WHAT YOU HAVE TO DO:
Tally the lines containing the word "force" and give the total alone.
>> Start LISTED ENTRIES
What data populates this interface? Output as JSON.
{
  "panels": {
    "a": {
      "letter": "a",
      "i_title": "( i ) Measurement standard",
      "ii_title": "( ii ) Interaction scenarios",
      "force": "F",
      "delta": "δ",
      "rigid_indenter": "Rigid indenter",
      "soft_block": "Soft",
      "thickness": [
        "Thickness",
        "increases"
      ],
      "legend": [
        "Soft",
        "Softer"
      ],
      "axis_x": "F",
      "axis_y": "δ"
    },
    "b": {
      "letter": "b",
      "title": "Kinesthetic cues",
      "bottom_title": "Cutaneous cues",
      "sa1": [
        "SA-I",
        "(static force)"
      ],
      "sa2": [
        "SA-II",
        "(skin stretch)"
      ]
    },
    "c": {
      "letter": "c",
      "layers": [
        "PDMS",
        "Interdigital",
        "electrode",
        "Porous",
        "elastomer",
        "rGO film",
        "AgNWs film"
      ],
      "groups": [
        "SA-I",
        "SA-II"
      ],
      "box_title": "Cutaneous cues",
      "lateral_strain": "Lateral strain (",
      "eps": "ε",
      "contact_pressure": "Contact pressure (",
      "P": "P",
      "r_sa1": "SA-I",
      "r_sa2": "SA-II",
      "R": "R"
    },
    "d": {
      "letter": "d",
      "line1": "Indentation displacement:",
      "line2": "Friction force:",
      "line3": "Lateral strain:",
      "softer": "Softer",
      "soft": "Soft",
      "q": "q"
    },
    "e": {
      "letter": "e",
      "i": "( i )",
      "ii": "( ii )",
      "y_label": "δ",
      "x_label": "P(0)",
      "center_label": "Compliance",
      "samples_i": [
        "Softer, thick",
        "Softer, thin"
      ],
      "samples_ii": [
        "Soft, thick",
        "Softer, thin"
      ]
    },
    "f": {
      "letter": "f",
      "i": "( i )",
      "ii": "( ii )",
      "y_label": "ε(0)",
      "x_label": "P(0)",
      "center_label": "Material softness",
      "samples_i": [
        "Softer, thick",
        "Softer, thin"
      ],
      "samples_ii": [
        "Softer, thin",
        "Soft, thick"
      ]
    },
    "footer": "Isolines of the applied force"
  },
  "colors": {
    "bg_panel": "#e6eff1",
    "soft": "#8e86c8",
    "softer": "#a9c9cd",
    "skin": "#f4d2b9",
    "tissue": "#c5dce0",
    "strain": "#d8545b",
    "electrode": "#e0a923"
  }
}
>> End LISTED ENTRIES
TASK RESPONSE:
4